Your instructions: Return all the data below as it stands, minus the pictures.

Dataset:
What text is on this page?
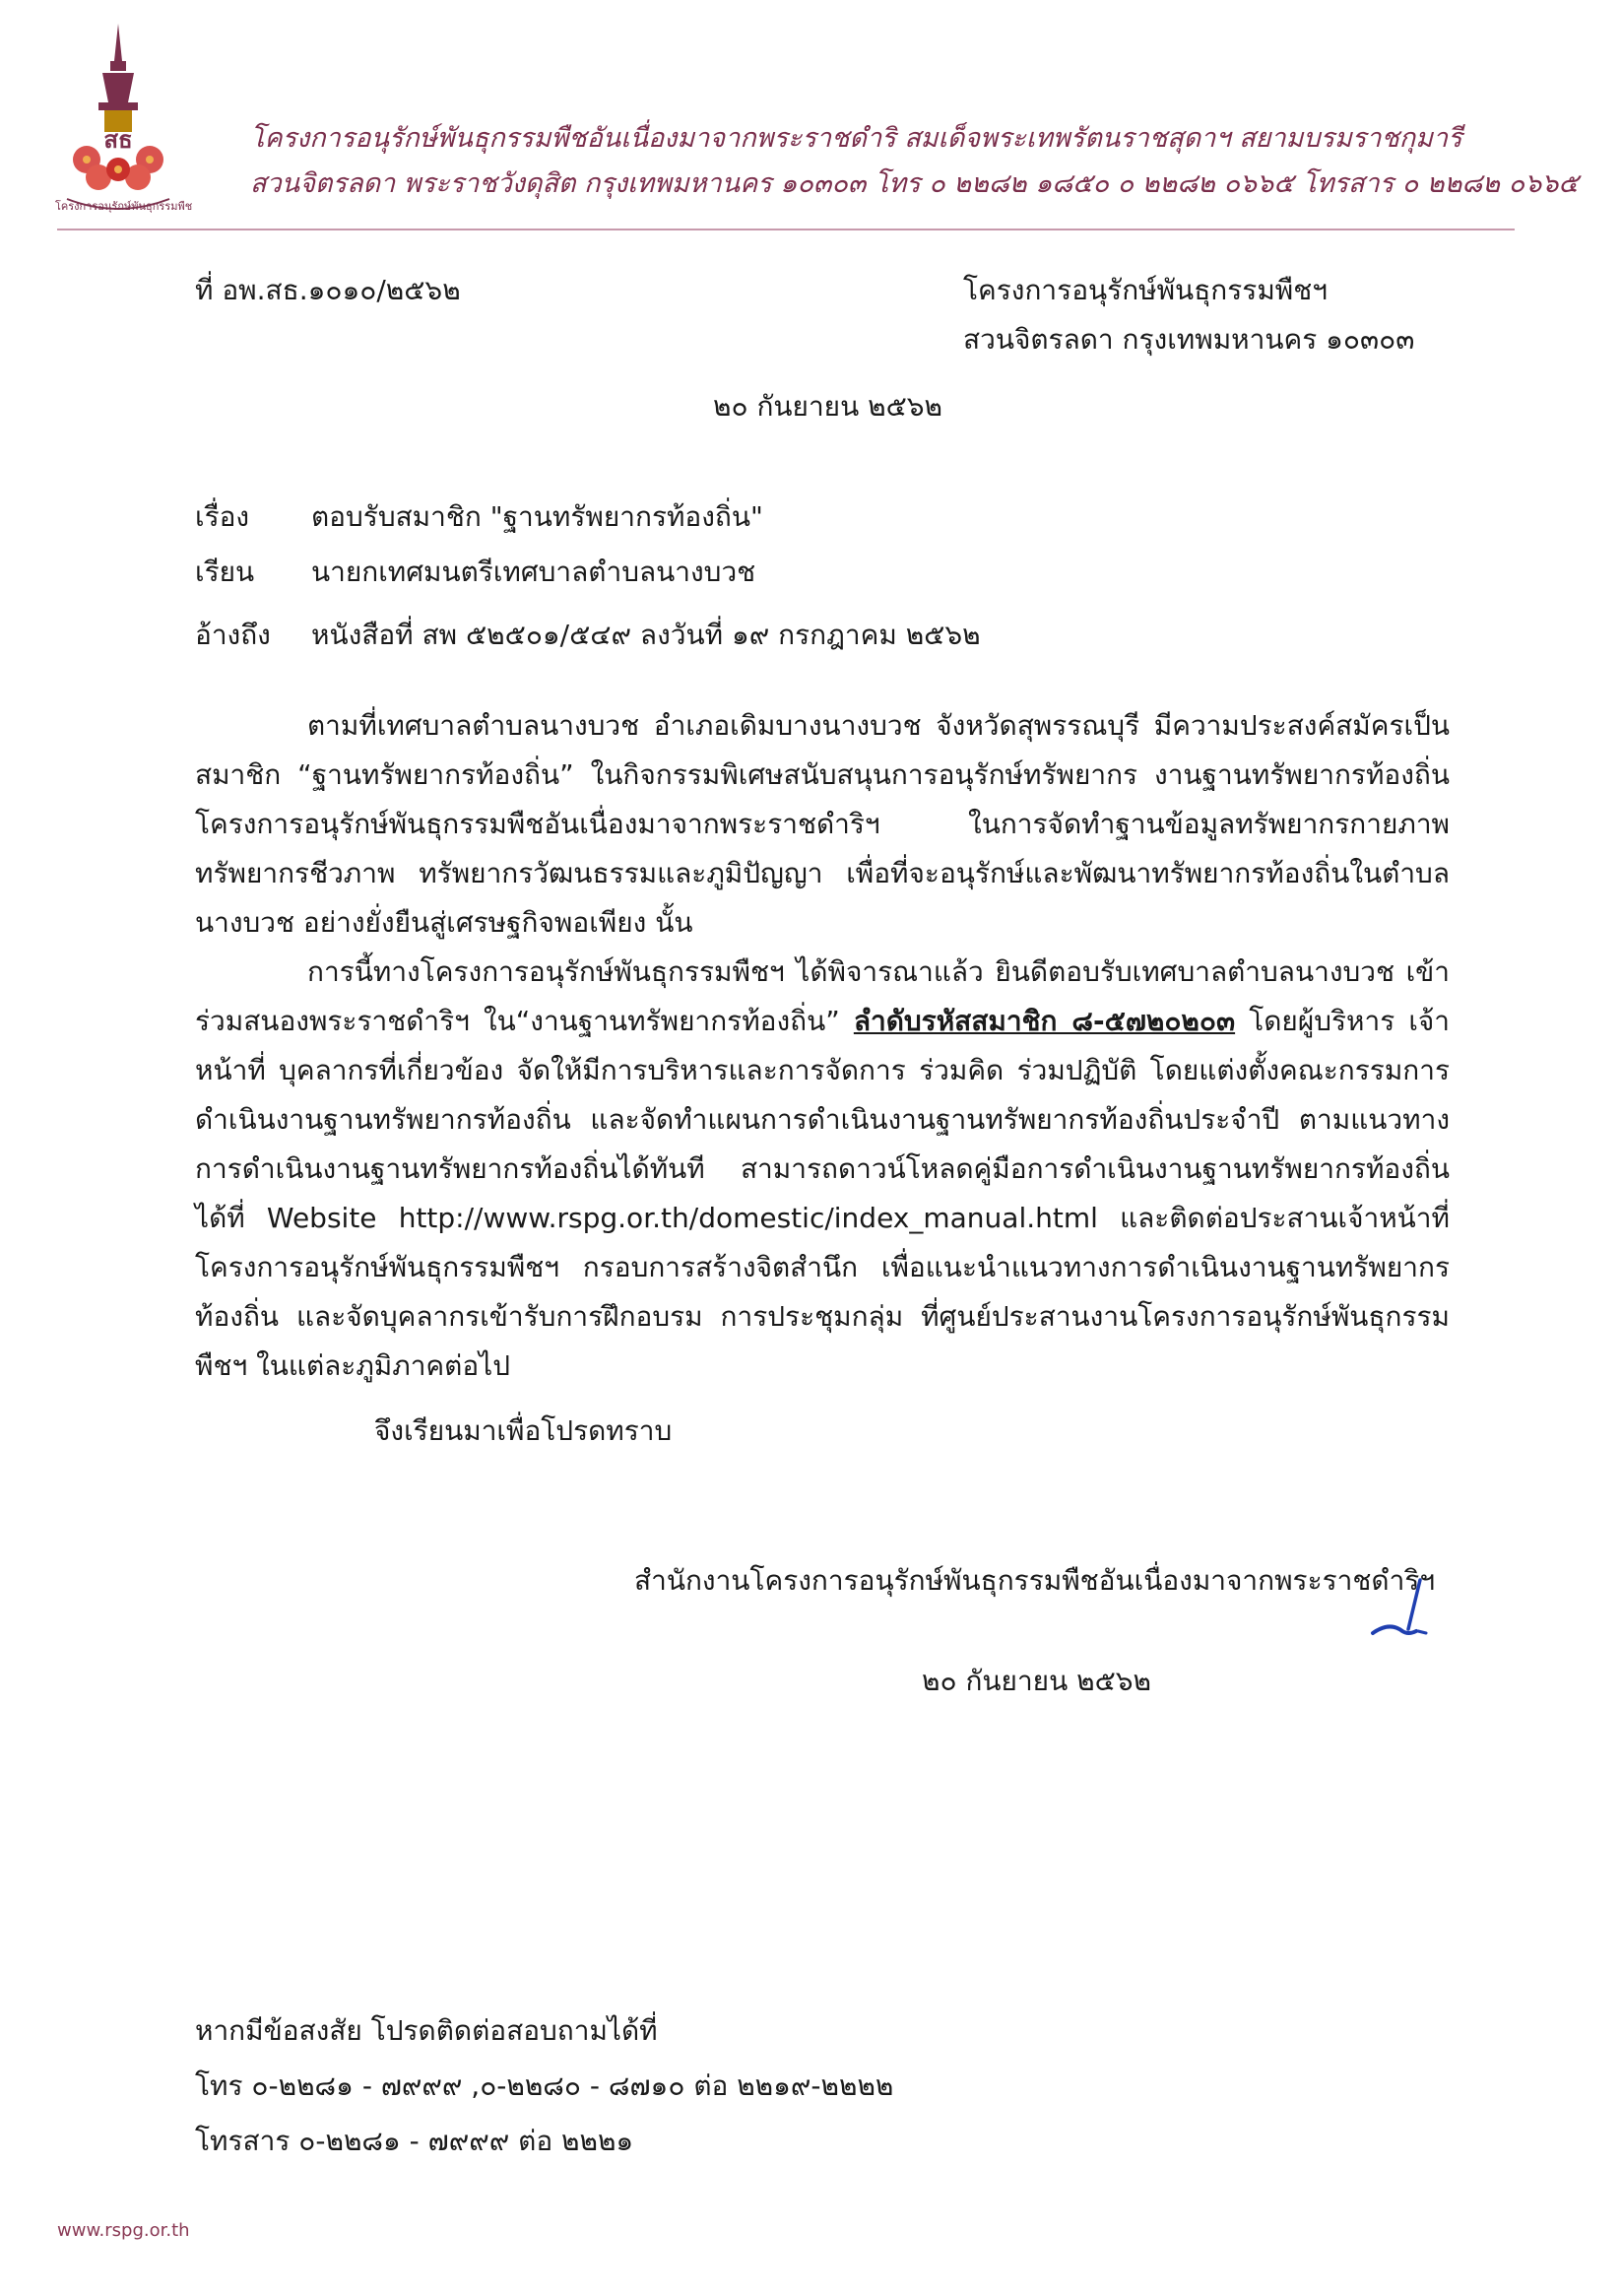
สธ
โครงการอนุรักษ์พันธุกรรมพืช
โครงการอนุรักษ์พันธุกรรมพืชอันเนื่องมาจากพระราชดำริ สมเด็จพระเทพรัตนราชสุดาฯ สยามบรมราชกุมารี
สวนจิตรลดา พระราชวังดุสิต กรุงเทพมหานคร ๑๐๓๐๓ โทร ๐ ๒๒๘๒ ๑๘๕๐ ๐ ๒๒๘๒ ๐๖๖๕ โทรสาร ๐ ๒๒๘๒ ๐๖๖๕
ที่ อพ.สธ.๑๐๑๐/๒๕๖๒	โครงการอนุรักษ์พันธุกรรมพืชฯ
สวนจิตรลดา กรุงเทพมหานคร ๑๐๓๐๓
๒๐ กันยายน ๒๕๖๒
เรื่อง	ตอบรับสมาชิก "ฐานทรัพยากรท้องถิ่น"
เรียน	นายกเทศมนตรีเทศบาลตำบลนางบวช
อ้างถึง	หนังสือที่ สพ ๕๒๕๐๑/๕๔๙ ลงวันที่ ๑๙ กรกฎาคม ๒๕๖๒

ตามที่เทศบาลตำบลนางบวช อำเภอเดิมบางนางบวช จังหวัดสุพรรณบุรี มีความประสงค์สมัครเป็นสมาชิก “ฐานทรัพยากรท้องถิ่น” ในกิจกรรมพิเศษสนับสนุนการอนุรักษ์ทรัพยากร งานฐานทรัพยากรท้องถิ่น โครงการอนุรักษ์พันธุกรรมพืชอันเนื่องมาจากพระราชดำริฯ ในการจัดทำฐานข้อมูลทรัพยากรกายภาพ ทรัพยากรชีวภาพ ทรัพยากรวัฒนธรรมและภูมิปัญญา เพื่อที่จะอนุรักษ์และพัฒนาทรัพยากรท้องถิ่นในตำบลนางบวช อย่างยั่งยืนสู่เศรษฐกิจพอเพียง นั้น

การนี้ทางโครงการอนุรักษ์พันธุกรรมพืชฯ ได้พิจารณาแล้ว ยินดีตอบรับเทศบาลตำบลนางบวช เข้าร่วมสนองพระราชดำริฯ ใน“งานฐานทรัพยากรท้องถิ่น” ลำดับรหัสสมาชิก ๘-๕๗๒๐๒๐๓ โดยผู้บริหาร เจ้าหน้าที่ บุคลากรที่เกี่ยวข้อง จัดให้มีการบริหารและการจัดการ ร่วมคิด ร่วมปฏิบัติ โดยแต่งตั้งคณะกรรมการดำเนินงานฐานทรัพยากรท้องถิ่น และจัดทำแผนการดำเนินงานฐานทรัพยากรท้องถิ่นประจำปี ตามแนวทางการดำเนินงานฐานทรัพยากรท้องถิ่นได้ทันที สามารถดาวน์โหลดคู่มือการดำเนินงานฐานทรัพยากรท้องถิ่นได้ที่ Website http://www.rspg.or.th/domestic/index_manual.html และติดต่อประสานเจ้าหน้าที่โครงการอนุรักษ์พันธุกรรมพืชฯ กรอบการสร้างจิตสำนึก เพื่อแนะนำแนวทางการดำเนินงานฐานทรัพยากรท้องถิ่น และจัดบุคลากรเข้ารับการฝึกอบรม การประชุมกลุ่ม ที่ศูนย์ประสานงานโครงการอนุรักษ์พันธุกรรมพืชฯ ในแต่ละภูมิภาคต่อไป

จึงเรียนมาเพื่อโปรดทราบ
สำนักงานโครงการอนุรักษ์พันธุกรรมพืชอันเนื่องมาจากพระราชดำริฯ
๒๐ กันยายน ๒๕๖๒
หากมีข้อสงสัย โปรดติดต่อสอบถามได้ที่
โทร ๐-๒๒๘๑ - ๗๙๙๙ ,๐-๒๒๘๐ - ๘๗๑๐ ต่อ ๒๒๑๙-๒๒๒๒
โทรสาร ๐-๒๒๘๑ - ๗๙๙๙ ต่อ ๒๒๒๑
www.rspg.or.th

Answer for this exercise:
What text is on this page?
สธ
โครงการอนุรักษ์พันธุกรรมพืช
โครงการอนุรักษ์พันธุกรรมพืชอันเนื่องมาจากพระราชดำริ สมเด็จพระเทพรัตนราชสุดาฯ สยามบรมราชกุมารี
สวนจิตรลดา พระราชวังดุสิต กรุงเทพมหานคร ๑๐๓๐๓ โทร ๐ ๒๒๘๒ ๑๘๕๐ ๐ ๒๒๘๒ ๐๖๖๕ โทรสาร ๐ ๒๒๘๒ ๐๖๖๕
ที่ อพ.สธ.๑๐๑๐/๒๕๖๒	โครงการอนุรักษ์พันธุกรรมพืชฯ
สวนจิตรลดา กรุงเทพมหานคร ๑๐๓๐๓
๒๐ กันยายน ๒๕๖๒
เรื่อง	ตอบรับสมาชิก "ฐานทรัพยากรท้องถิ่น"
เรียน	นายกเทศมนตรีเทศบาลตำบลนางบวช
อ้างถึง	หนังสือที่ สพ ๕๒๕๐๑/๕๔๙ ลงวันที่ ๑๙ กรกฎาคม ๒๕๖๒

ตามที่เทศบาลตำบลนางบวช อำเภอเดิมบางนางบวช จังหวัดสุพรรณบุรี มีความประสงค์สมัครเป็นสมาชิก “ฐานทรัพยากรท้องถิ่น” ในกิจกรรมพิเศษสนับสนุนการอนุรักษ์ทรัพยากร งานฐานทรัพยากรท้องถิ่น โครงการอนุรักษ์พันธุกรรมพืชอันเนื่องมาจากพระราชดำริฯ ในการจัดทำฐานข้อมูลทรัพยากรกายภาพ ทรัพยากรชีวภาพ ทรัพยากรวัฒนธรรมและภูมิปัญญา เพื่อที่จะอนุรักษ์และพัฒนาทรัพยากรท้องถิ่นในตำบลนางบวช อย่างยั่งยืนสู่เศรษฐกิจพอเพียง นั้น

การนี้ทางโครงการอนุรักษ์พันธุกรรมพืชฯ ได้พิจารณาแล้ว ยินดีตอบรับเทศบาลตำบลนางบวช เข้าร่วมสนองพระราชดำริฯ ใน“งานฐานทรัพยากรท้องถิ่น” ลำดับรหัสสมาชิก ๘-๕๗๒๐๒๐๓ โดยผู้บริหาร เจ้าหน้าที่ บุคลากรที่เกี่ยวข้อง จัดให้มีการบริหารและการจัดการ ร่วมคิด ร่วมปฏิบัติ โดยแต่งตั้งคณะกรรมการดำเนินงานฐานทรัพยากรท้องถิ่น และจัดทำแผนการดำเนินงานฐานทรัพยากรท้องถิ่นประจำปี ตามแนวทางการดำเนินงานฐานทรัพยากรท้องถิ่นได้ทันที สามารถดาวน์โหลดคู่มือการดำเนินงานฐานทรัพยากรท้องถิ่นได้ที่ Website http://www.rspg.or.th/domestic/index_manual.html และติดต่อประสานเจ้าหน้าที่โครงการอนุรักษ์พันธุกรรมพืชฯ กรอบการสร้างจิตสำนึก เพื่อแนะนำแนวทางการดำเนินงานฐานทรัพยากรท้องถิ่น และจัดบุคลากรเข้ารับการฝึกอบรม การประชุมกลุ่ม ที่ศูนย์ประสานงานโครงการอนุรักษ์พันธุกรรมพืชฯ ในแต่ละภูมิภาคต่อไป

จึงเรียนมาเพื่อโปรดทราบ
สำนักงานโครงการอนุรักษ์พันธุกรรมพืชอันเนื่องมาจากพระราชดำริฯ
๒๐ กันยายน ๒๕๖๒
หากมีข้อสงสัย โปรดติดต่อสอบถามได้ที่
โทร ๐-๒๒๘๑ - ๗๙๙๙ ,๐-๒๒๘๐ - ๘๗๑๐ ต่อ ๒๒๑๙-๒๒๒๒
โทรสาร ๐-๒๒๘๑ - ๗๙๙๙ ต่อ ๒๒๒๑
www.rspg.or.th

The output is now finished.